>> Begin Entries provided

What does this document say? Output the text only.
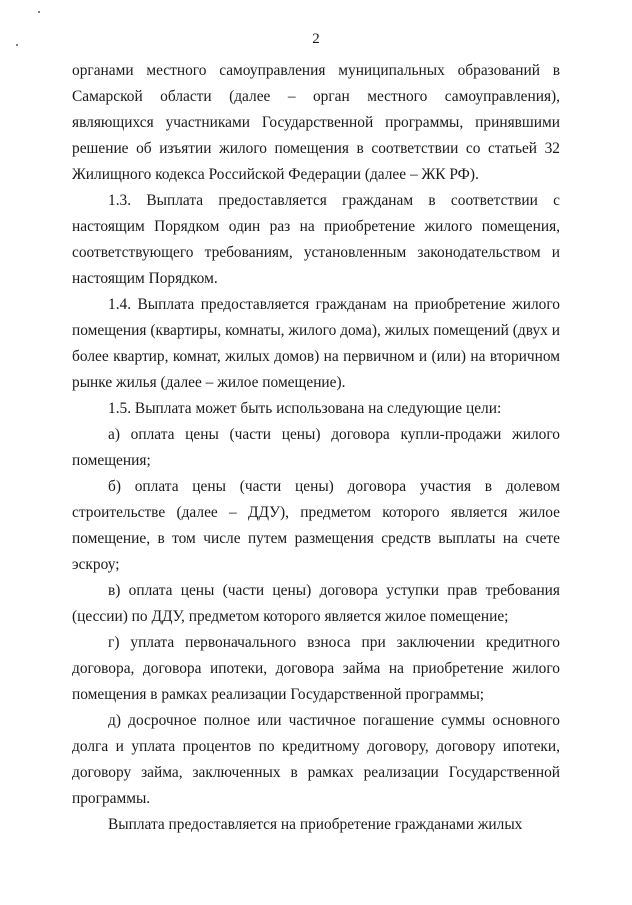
2

органами местного самоуправления муниципальных образований в Самарской области (далее – орган местного самоуправления), являющихся участниками Государственной программы, принявшими решение об изъятии жилого помещения в соответствии со статьей 32 Жилищного кодекса Российской Федерации (далее – ЖК РФ).

1.3. Выплата предоставляется гражданам в соответствии с настоящим Порядком один раз на приобретение жилого помещения, соответствующего требованиям, установленным законодательством и настоящим Порядком.

1.4. Выплата предоставляется гражданам на приобретение жилого помещения (квартиры, комнаты, жилого дома), жилых помещений (двух и более квартир, комнат, жилых домов) на первичном и (или) на вторичном рынке жилья (далее – жилое помещение).

1.5. Выплата может быть использована на следующие цели:

а) оплата цены (части цены) договора купли-продажи жилого помещения;

б) оплата цены (части цены) договора участия в долевом строительстве (далее – ДДУ), предметом которого является жилое помещение, в том числе путем размещения средств выплаты на счете эскроу;

в) оплата цены (части цены) договора уступки прав требования (цессии) по ДДУ, предметом которого является жилое помещение;

г) уплата первоначального взноса при заключении кредитного договора, договора ипотеки, договора займа на приобретение жилого помещения в рамках реализации Государственной программы;

д) досрочное полное или частичное погашение суммы основного долга и уплата процентов по кредитному договору, договору ипотеки, договору займа, заключенных в рамках реализации Государственной программы.

Выплата предоставляется на приобретение гражданами жилых
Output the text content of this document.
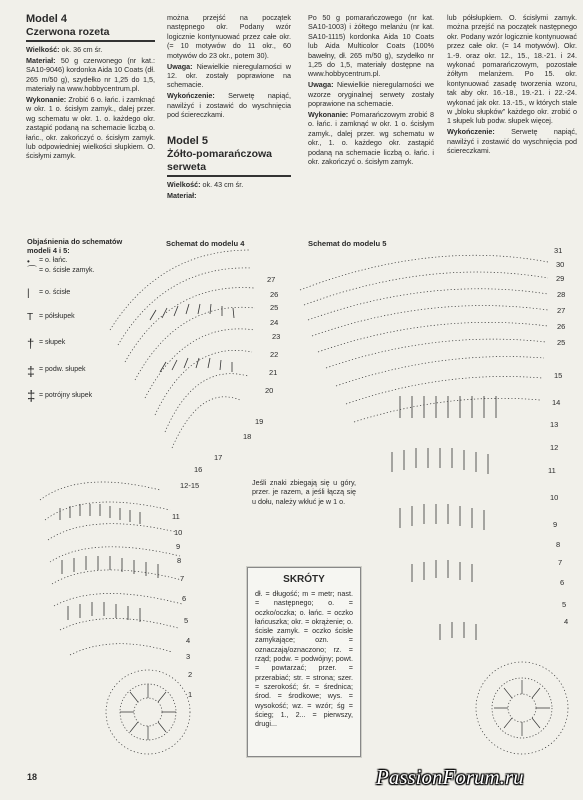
Model 4
Czerwona rozeta

Wielkość: ok. 36 cm śr.

Materiał: 50 g czerwonego (nr kat.: SA10-9046) kordonka Aida 10 Coats (dł. 265 m/50 g), szydełko nr 1,25 do 1,5, materiały na www.hobbycentrum.pl.

Wykonanie: Zrobić 6 o. łańc. i zamknąć w okr. 1 o. ścisłym zamyk., dalej przer. wg schematu w okr. 1. o. każdego okr. zastąpić podaną na schemacie liczbą o. łańc., okr. zakończyć o. ścisłym zamyk. lub odpowiedniej wielkości słupkiem. O. ścisłymi zamyk.

można przejść na początek następnego okr. Podany wzór logicznie kontynuować przez całe okr. (= 10 motywów do 11 okr., 60 motywów do 23 okr., potem 30).

Uwaga: Niewielkie nieregularności w 12. okr. zostały poprawione na schemacie.

Wykończenie: Serwetę napiąć, nawilżyć i zostawić do wyschnięcia pod ściereczkami.

Model 5
Żółto-pomarańczowa serweta

Wielkość: ok. 43 cm śr.

Materiał:

Po 50 g pomarańczowego (nr kat. SA10-1003) i żółtego melanżu (nr kat. SA10-1115) kordonka Aida 10 Coats lub Aida Multicolor Coats (100% bawełny, dł. 265 m/50 g), szydełko nr 1,25 do 1,5, materiały dostępne na www.hobbycentrum.pl.

Uwaga: Niewielkie nieregularności we wzorze oryginalnej serwety zostały poprawione na schemacie.

Wykonanie: Pomarańczowym zrobić 8 o. łańc. i zamknąć w okr. 1 o. ścisłym zamyk., dalej przer. wg schematu w okr., 1. o. każdego okr. zastąpić podaną na schemacie liczbą o. łańc. i okr. zakończyć o. ścisłym zamyk.

lub półsłupkiem. O. ścisłymi zamyk. można przejść na początek następnego okr. Podany wzór logicznie kontynuować przez całe okr. (= 14 motywów). Okr. 1.-9. oraz okr. 12., 15., 18.-21. i 24. wykonać pomarańczowym, pozostałe żółtym melanżem. Po 15. okr. kontynuować zasadę tworzenia wzoru, tak aby okr. 16.-18., 19.-21. i 22.-24. wykonać jak okr. 13.-15., w których stale w „bloku słupków” każdego okr. zrobić o 1 słupek lub podw. słupek więcej.

Wykończenie: Serwetę napiąć, nawilżyć i zostawić do wyschnięcia pod ściereczkami.

Objaśnienia do schematów
modeli 4 i 5:
• = o. łańc.
⌒ = o. ścisłe zamyk.
| = o. ścisłe
T = półsłupek
† = słupek
‡ = podw. słupek
‡ = potrójny słupek
Schemat do modelu 4	Schemat do modelu 5
27
26
25
24
23
22
21
20
19
18
17
16
12-15
11
10
9
8
7
6
5
4
3
2
1
31
30
29
28
27
26
25
15
14
13
12
11
10
9
8
7
6
5
4
Jeśli znaki zbiegają się u góry, przer. je razem, a jeśli łączą się u dołu, należy wkłuć je w 1 o.
SKRÓTY
dł. = długość; m = metr; nast. = następnego; o. = oczko/oczka; o. łańc. = oczko łańcuszka; okr. = okrążenie; o. ścisłe zamyk. = oczko ścisłe zamykające; ozn. = oznaczają/oznaczono; rz. = rząd; podw. = podwójny; powt. = powtarzać; przer. = przerabiać; str. = strona; szer. = szerokość; śr. = średnica; środ. = środkowe; wys. = wysokość; wz. = wzór; śg = ścieg; 1., 2... = pierwszy, drugi...
18	PassionForum.ru
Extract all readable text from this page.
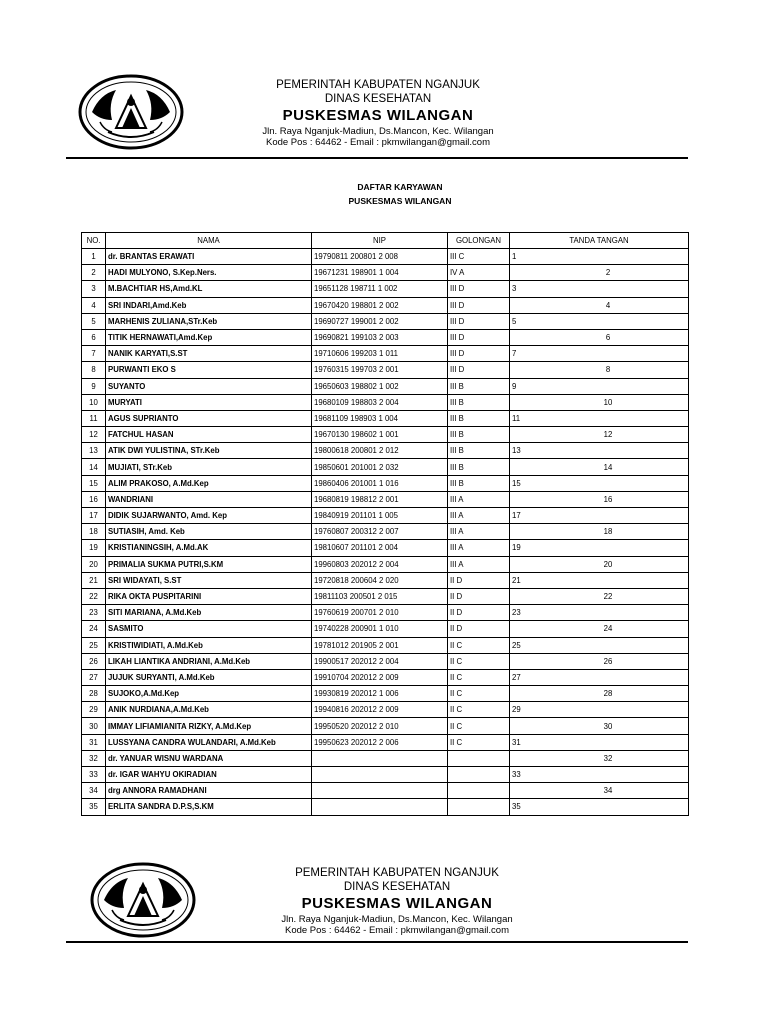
PEMERINTAH KABUPATEN NGANJUK
DINAS KESEHATAN
PUSKESMAS WILANGAN
Jln. Raya Nganjuk-Madiun, Ds.Mancon, Kec. Wilangan
Kode Pos : 64462 - Email : pkmwilangan@gmail.com
DAFTAR KARYAWAN
PUSKESMAS WILANGAN
NO.	NAMA	NIP	GOLONGAN	TANDA TANGAN
1	dr. BRANTAS ERAWATI	19790811 200801 2 008	III C	1
2	HADI MULYONO, S.Kep.Ners.	19671231 198901 1 004	IV A	2
3	M.BACHTIAR HS,Amd.KL	19651128 198711 1 002	III D	3
4	SRI INDARI,Amd.Keb	19670420 198801 2 002	III D	4
5	MARHENIS ZULIANA,STr.Keb	19690727 199001 2 002	III D	5
6	TITIK HERNAWATI,Amd.Kep	19690821 199103 2 003	III D	6
7	NANIK KARYATI,S.ST	19710606 199203 1 011	III D	7
8	PURWANTI EKO S	19760315 199703 2 001	III D	8
9	SUYANTO	19650603 198802 1 002	III B	9
10	MURYATI	19680109 198803 2 004	III B	10
11	AGUS SUPRIANTO	19681109 198903 1 004	III B	11
12	FATCHUL HASAN	19670130 198602 1 001	III B	12
13	ATIK DWI YULISTINA, STr.Keb	19800618 200801 2 012	III B	13
14	MUJIATI, STr.Keb	19850601 201001 2 032	III B	14
15	ALIM PRAKOSO, A.Md.Kep	19860406 201001 1 016	III B	15
16	WANDRIANI	19680819 198812 2 001	III A	16
17	DIDIK SUJARWANTO, Amd. Kep	19840919 201101 1 005	III A	17
18	SUTIASIH, Amd. Keb	19760807 200312 2 007	III A	18
19	KRISTIANINGSIH, A.Md.AK	19810607 201101 2 004	III A	19
20	PRIMALIA SUKMA PUTRI,S.KM	19960803 202012 2 004	III A	20
21	SRI WIDAYATI, S.ST	19720818 200604 2 020	II D	21
22	RIKA OKTA PUSPITARINI	19811103 200501 2 015	II D	22
23	SITI MARIANA, A.Md.Keb	19760619 200701 2 010	II D	23
24	SASMITO	19740228 200901 1 010	II D	24
25	KRISTIWIDIATI, A.Md.Keb	19781012 201905 2 001	II C	25
26	LIKAH LIANTIKA ANDRIANI, A.Md.Keb	19900517 202012 2 004	II C	26
27	JUJUK SURYANTI, A.Md.Keb	19910704 202012 2 009	II C	27
28	SUJOKO,A.Md.Kep	19930819 202012 1 006	II C	28
29	ANIK NURDIANA,A.Md.Keb	19940816 202012 2 009	II C	29
30	IMMAY LIFIAMIANITA RIZKY, A.Md.Kep	19950520 202012 2 010	II C	30
31	LUSSYANA CANDRA WULANDARI, A.Md.Keb	19950623 202012 2 006	II C	31
32	dr. YANUAR WISNU WARDANA			32
33	dr. IGAR WAHYU OKIRADIAN			33
34	drg ANNORA RAMADHANI			34
35	ERLITA SANDRA D.P.S,S.KM			35
PEMERINTAH KABUPATEN NGANJUK
DINAS KESEHATAN
PUSKESMAS WILANGAN
Jln. Raya Nganjuk-Madiun, Ds.Mancon, Kec. Wilangan
Kode Pos : 64462 - Email : pkmwilangan@gmail.com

>> End Entries provided

Set task: How many of these lines contain "Niewielkie"? Write only the number.

Task solution: 2